What you will do: Set down each entry exactly as given; pictures should not appear in the copy.

Records provided:

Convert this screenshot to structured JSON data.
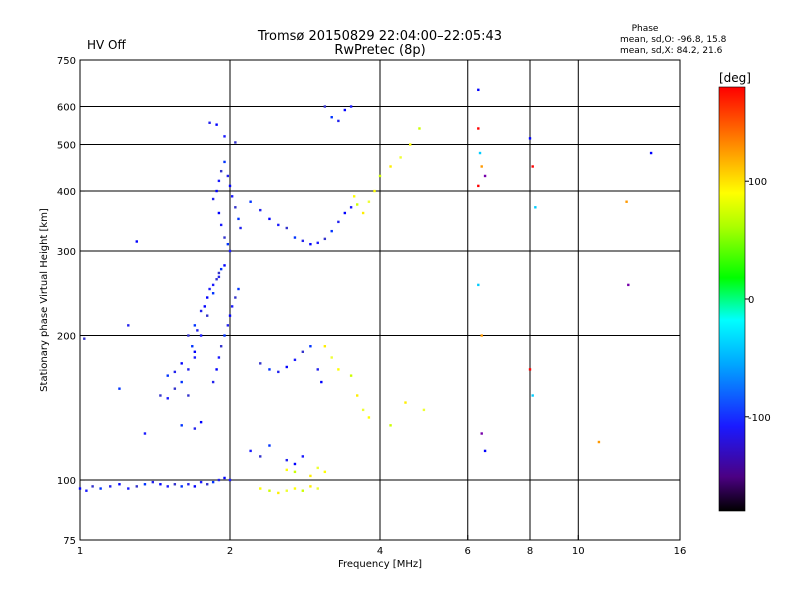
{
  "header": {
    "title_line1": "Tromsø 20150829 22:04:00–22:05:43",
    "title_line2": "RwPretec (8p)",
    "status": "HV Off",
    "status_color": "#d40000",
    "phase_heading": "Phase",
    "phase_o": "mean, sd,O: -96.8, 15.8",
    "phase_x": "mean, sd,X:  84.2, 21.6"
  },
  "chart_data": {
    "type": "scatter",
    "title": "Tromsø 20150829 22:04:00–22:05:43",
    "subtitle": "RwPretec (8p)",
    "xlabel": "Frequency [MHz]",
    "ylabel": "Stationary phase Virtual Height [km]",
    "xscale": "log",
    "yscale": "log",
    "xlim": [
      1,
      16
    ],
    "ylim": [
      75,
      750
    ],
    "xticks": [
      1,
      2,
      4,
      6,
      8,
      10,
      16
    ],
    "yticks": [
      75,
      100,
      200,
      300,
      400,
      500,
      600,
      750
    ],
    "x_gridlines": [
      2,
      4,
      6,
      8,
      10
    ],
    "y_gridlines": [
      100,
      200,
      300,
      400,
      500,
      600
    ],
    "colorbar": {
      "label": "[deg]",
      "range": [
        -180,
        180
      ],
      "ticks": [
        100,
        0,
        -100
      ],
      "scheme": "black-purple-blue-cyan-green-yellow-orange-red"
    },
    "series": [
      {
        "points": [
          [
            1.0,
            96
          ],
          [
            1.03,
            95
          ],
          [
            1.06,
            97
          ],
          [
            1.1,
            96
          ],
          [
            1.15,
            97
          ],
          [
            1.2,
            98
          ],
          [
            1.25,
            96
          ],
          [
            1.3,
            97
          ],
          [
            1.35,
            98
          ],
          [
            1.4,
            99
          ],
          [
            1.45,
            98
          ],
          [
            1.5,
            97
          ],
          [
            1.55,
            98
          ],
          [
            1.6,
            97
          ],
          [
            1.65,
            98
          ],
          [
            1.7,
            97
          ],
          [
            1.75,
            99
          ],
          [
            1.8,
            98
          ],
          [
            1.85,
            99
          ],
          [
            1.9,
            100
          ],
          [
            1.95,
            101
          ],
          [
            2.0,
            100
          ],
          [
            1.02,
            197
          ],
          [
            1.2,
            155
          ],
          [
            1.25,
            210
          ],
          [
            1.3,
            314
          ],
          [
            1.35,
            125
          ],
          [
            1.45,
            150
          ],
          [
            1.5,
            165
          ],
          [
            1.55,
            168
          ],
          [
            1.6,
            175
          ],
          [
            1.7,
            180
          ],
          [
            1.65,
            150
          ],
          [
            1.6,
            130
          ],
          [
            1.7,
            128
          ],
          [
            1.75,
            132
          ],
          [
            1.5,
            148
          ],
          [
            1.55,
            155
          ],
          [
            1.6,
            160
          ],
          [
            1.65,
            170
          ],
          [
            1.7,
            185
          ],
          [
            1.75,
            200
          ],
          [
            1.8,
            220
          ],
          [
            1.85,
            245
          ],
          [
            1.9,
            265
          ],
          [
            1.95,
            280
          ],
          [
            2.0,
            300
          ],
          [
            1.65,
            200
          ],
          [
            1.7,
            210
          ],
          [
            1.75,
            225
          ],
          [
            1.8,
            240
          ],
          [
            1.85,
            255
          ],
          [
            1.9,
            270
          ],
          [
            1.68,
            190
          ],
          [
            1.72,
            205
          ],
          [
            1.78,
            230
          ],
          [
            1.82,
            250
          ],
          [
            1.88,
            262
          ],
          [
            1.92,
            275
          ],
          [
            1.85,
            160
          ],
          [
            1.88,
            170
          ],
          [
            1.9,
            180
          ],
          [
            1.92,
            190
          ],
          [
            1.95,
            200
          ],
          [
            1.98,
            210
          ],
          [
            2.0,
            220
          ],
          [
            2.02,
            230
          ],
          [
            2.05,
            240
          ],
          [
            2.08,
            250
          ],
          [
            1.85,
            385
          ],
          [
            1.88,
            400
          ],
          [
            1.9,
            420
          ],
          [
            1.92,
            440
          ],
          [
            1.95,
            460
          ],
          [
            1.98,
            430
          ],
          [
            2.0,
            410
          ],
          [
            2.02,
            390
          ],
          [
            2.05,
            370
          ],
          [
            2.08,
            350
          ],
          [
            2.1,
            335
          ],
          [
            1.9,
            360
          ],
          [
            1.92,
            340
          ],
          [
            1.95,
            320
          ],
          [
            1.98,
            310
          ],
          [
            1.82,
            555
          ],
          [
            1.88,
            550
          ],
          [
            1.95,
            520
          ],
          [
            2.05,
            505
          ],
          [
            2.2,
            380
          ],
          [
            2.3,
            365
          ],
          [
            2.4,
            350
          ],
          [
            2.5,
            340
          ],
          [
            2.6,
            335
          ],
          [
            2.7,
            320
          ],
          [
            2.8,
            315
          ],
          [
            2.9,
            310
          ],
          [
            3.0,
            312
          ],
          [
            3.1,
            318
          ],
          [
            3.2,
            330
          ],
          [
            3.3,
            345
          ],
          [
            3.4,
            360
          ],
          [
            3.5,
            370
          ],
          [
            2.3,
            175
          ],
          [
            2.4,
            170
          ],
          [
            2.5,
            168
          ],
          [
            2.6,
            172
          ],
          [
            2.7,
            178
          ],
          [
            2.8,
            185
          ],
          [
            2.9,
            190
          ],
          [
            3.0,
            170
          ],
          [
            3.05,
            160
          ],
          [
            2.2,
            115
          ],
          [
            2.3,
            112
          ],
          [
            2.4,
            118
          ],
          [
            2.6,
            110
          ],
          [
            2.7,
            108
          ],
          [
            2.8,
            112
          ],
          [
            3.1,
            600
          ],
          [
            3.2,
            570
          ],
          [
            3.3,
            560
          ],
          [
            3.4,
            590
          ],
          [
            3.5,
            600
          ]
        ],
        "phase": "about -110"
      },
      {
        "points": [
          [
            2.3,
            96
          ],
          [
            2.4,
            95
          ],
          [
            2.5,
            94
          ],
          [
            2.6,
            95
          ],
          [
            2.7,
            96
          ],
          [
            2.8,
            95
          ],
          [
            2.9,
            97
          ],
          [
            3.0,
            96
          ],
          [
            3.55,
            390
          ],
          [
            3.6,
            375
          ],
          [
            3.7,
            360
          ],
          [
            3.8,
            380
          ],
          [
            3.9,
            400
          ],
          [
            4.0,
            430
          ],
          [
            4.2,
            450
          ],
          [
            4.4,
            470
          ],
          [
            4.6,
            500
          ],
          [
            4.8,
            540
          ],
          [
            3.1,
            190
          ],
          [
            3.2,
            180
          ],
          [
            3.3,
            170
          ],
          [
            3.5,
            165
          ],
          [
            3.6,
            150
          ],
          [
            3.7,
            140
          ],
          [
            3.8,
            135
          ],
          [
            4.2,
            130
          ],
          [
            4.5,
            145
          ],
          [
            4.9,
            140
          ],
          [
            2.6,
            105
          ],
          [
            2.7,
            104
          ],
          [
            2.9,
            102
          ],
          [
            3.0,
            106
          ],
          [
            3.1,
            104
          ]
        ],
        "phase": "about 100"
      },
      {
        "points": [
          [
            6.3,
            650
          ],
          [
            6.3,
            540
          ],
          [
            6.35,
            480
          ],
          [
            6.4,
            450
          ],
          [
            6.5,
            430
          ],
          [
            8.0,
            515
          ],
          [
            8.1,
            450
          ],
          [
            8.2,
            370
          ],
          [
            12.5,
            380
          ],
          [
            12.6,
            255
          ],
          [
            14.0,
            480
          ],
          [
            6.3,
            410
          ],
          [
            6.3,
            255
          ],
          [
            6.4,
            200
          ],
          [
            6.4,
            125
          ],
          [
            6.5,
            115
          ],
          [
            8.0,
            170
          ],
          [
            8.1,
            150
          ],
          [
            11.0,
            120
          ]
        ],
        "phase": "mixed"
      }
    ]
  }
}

The solution:
Convert this screenshot to structured JSON data.
{
  "header": {
    "title_line1": "Tromsø 20150829 22:04:00–22:05:43",
    "title_line2": "RwPretec (8p)",
    "status": "HV Off",
    "status_color": "#d40000",
    "phase_heading": "Phase",
    "phase_o": "mean, sd,O: -96.8, 15.8",
    "phase_x": "mean, sd,X:  84.2, 21.6"
  },
  "chart_data": {
    "type": "scatter",
    "title": "Tromsø 20150829 22:04:00–22:05:43",
    "subtitle": "RwPretec (8p)",
    "xlabel": "Frequency [MHz]",
    "ylabel": "Stationary phase Virtual Height [km]",
    "xscale": "log",
    "yscale": "log",
    "xlim": [
      1,
      16
    ],
    "ylim": [
      75,
      750
    ],
    "xticks": [
      1,
      2,
      4,
      6,
      8,
      10,
      16
    ],
    "yticks": [
      75,
      100,
      200,
      300,
      400,
      500,
      600,
      750
    ],
    "x_gridlines": [
      2,
      4,
      6,
      8,
      10
    ],
    "y_gridlines": [
      100,
      200,
      300,
      400,
      500,
      600
    ],
    "colorbar": {
      "label": "[deg]",
      "range": [
        -180,
        180
      ],
      "ticks": [
        100,
        0,
        -100
      ],
      "scheme": "black-purple-blue-cyan-green-yellow-orange-red"
    },
    "series": [
      {
        "points": [
          [
            1.0,
            96
          ],
          [
            1.03,
            95
          ],
          [
            1.06,
            97
          ],
          [
            1.1,
            96
          ],
          [
            1.15,
            97
          ],
          [
            1.2,
            98
          ],
          [
            1.25,
            96
          ],
          [
            1.3,
            97
          ],
          [
            1.35,
            98
          ],
          [
            1.4,
            99
          ],
          [
            1.45,
            98
          ],
          [
            1.5,
            97
          ],
          [
            1.55,
            98
          ],
          [
            1.6,
            97
          ],
          [
            1.65,
            98
          ],
          [
            1.7,
            97
          ],
          [
            1.75,
            99
          ],
          [
            1.8,
            98
          ],
          [
            1.85,
            99
          ],
          [
            1.9,
            100
          ],
          [
            1.95,
            101
          ],
          [
            2.0,
            100
          ],
          [
            1.02,
            197
          ],
          [
            1.2,
            155
          ],
          [
            1.25,
            210
          ],
          [
            1.3,
            314
          ],
          [
            1.35,
            125
          ],
          [
            1.45,
            150
          ],
          [
            1.5,
            165
          ],
          [
            1.55,
            168
          ],
          [
            1.6,
            175
          ],
          [
            1.7,
            180
          ],
          [
            1.65,
            150
          ],
          [
            1.6,
            130
          ],
          [
            1.7,
            128
          ],
          [
            1.75,
            132
          ],
          [
            1.5,
            148
          ],
          [
            1.55,
            155
          ],
          [
            1.6,
            160
          ],
          [
            1.65,
            170
          ],
          [
            1.7,
            185
          ],
          [
            1.75,
            200
          ],
          [
            1.8,
            220
          ],
          [
            1.85,
            245
          ],
          [
            1.9,
            265
          ],
          [
            1.95,
            280
          ],
          [
            2.0,
            300
          ],
          [
            1.65,
            200
          ],
          [
            1.7,
            210
          ],
          [
            1.75,
            225
          ],
          [
            1.8,
            240
          ],
          [
            1.85,
            255
          ],
          [
            1.9,
            270
          ],
          [
            1.68,
            190
          ],
          [
            1.72,
            205
          ],
          [
            1.78,
            230
          ],
          [
            1.82,
            250
          ],
          [
            1.88,
            262
          ],
          [
            1.92,
            275
          ],
          [
            1.85,
            160
          ],
          [
            1.88,
            170
          ],
          [
            1.9,
            180
          ],
          [
            1.92,
            190
          ],
          [
            1.95,
            200
          ],
          [
            1.98,
            210
          ],
          [
            2.0,
            220
          ],
          [
            2.02,
            230
          ],
          [
            2.05,
            240
          ],
          [
            2.08,
            250
          ],
          [
            1.85,
            385
          ],
          [
            1.88,
            400
          ],
          [
            1.9,
            420
          ],
          [
            1.92,
            440
          ],
          [
            1.95,
            460
          ],
          [
            1.98,
            430
          ],
          [
            2.0,
            410
          ],
          [
            2.02,
            390
          ],
          [
            2.05,
            370
          ],
          [
            2.08,
            350
          ],
          [
            2.1,
            335
          ],
          [
            1.9,
            360
          ],
          [
            1.92,
            340
          ],
          [
            1.95,
            320
          ],
          [
            1.98,
            310
          ],
          [
            1.82,
            555
          ],
          [
            1.88,
            550
          ],
          [
            1.95,
            520
          ],
          [
            2.05,
            505
          ],
          [
            2.2,
            380
          ],
          [
            2.3,
            365
          ],
          [
            2.4,
            350
          ],
          [
            2.5,
            340
          ],
          [
            2.6,
            335
          ],
          [
            2.7,
            320
          ],
          [
            2.8,
            315
          ],
          [
            2.9,
            310
          ],
          [
            3.0,
            312
          ],
          [
            3.1,
            318
          ],
          [
            3.2,
            330
          ],
          [
            3.3,
            345
          ],
          [
            3.4,
            360
          ],
          [
            3.5,
            370
          ],
          [
            2.3,
            175
          ],
          [
            2.4,
            170
          ],
          [
            2.5,
            168
          ],
          [
            2.6,
            172
          ],
          [
            2.7,
            178
          ],
          [
            2.8,
            185
          ],
          [
            2.9,
            190
          ],
          [
            3.0,
            170
          ],
          [
            3.05,
            160
          ],
          [
            2.2,
            115
          ],
          [
            2.3,
            112
          ],
          [
            2.4,
            118
          ],
          [
            2.6,
            110
          ],
          [
            2.7,
            108
          ],
          [
            2.8,
            112
          ],
          [
            3.1,
            600
          ],
          [
            3.2,
            570
          ],
          [
            3.3,
            560
          ],
          [
            3.4,
            590
          ],
          [
            3.5,
            600
          ]
        ],
        "phase": "about -110"
      },
      {
        "points": [
          [
            2.3,
            96
          ],
          [
            2.4,
            95
          ],
          [
            2.5,
            94
          ],
          [
            2.6,
            95
          ],
          [
            2.7,
            96
          ],
          [
            2.8,
            95
          ],
          [
            2.9,
            97
          ],
          [
            3.0,
            96
          ],
          [
            3.55,
            390
          ],
          [
            3.6,
            375
          ],
          [
            3.7,
            360
          ],
          [
            3.8,
            380
          ],
          [
            3.9,
            400
          ],
          [
            4.0,
            430
          ],
          [
            4.2,
            450
          ],
          [
            4.4,
            470
          ],
          [
            4.6,
            500
          ],
          [
            4.8,
            540
          ],
          [
            3.1,
            190
          ],
          [
            3.2,
            180
          ],
          [
            3.3,
            170
          ],
          [
            3.5,
            165
          ],
          [
            3.6,
            150
          ],
          [
            3.7,
            140
          ],
          [
            3.8,
            135
          ],
          [
            4.2,
            130
          ],
          [
            4.5,
            145
          ],
          [
            4.9,
            140
          ],
          [
            2.6,
            105
          ],
          [
            2.7,
            104
          ],
          [
            2.9,
            102
          ],
          [
            3.0,
            106
          ],
          [
            3.1,
            104
          ]
        ],
        "phase": "about 100"
      },
      {
        "points": [
          [
            6.3,
            650
          ],
          [
            6.3,
            540
          ],
          [
            6.35,
            480
          ],
          [
            6.4,
            450
          ],
          [
            6.5,
            430
          ],
          [
            8.0,
            515
          ],
          [
            8.1,
            450
          ],
          [
            8.2,
            370
          ],
          [
            12.5,
            380
          ],
          [
            12.6,
            255
          ],
          [
            14.0,
            480
          ],
          [
            6.3,
            410
          ],
          [
            6.3,
            255
          ],
          [
            6.4,
            200
          ],
          [
            6.4,
            125
          ],
          [
            6.5,
            115
          ],
          [
            8.0,
            170
          ],
          [
            8.1,
            150
          ],
          [
            11.0,
            120
          ]
        ],
        "phase": "mixed"
      }
    ]
  }
}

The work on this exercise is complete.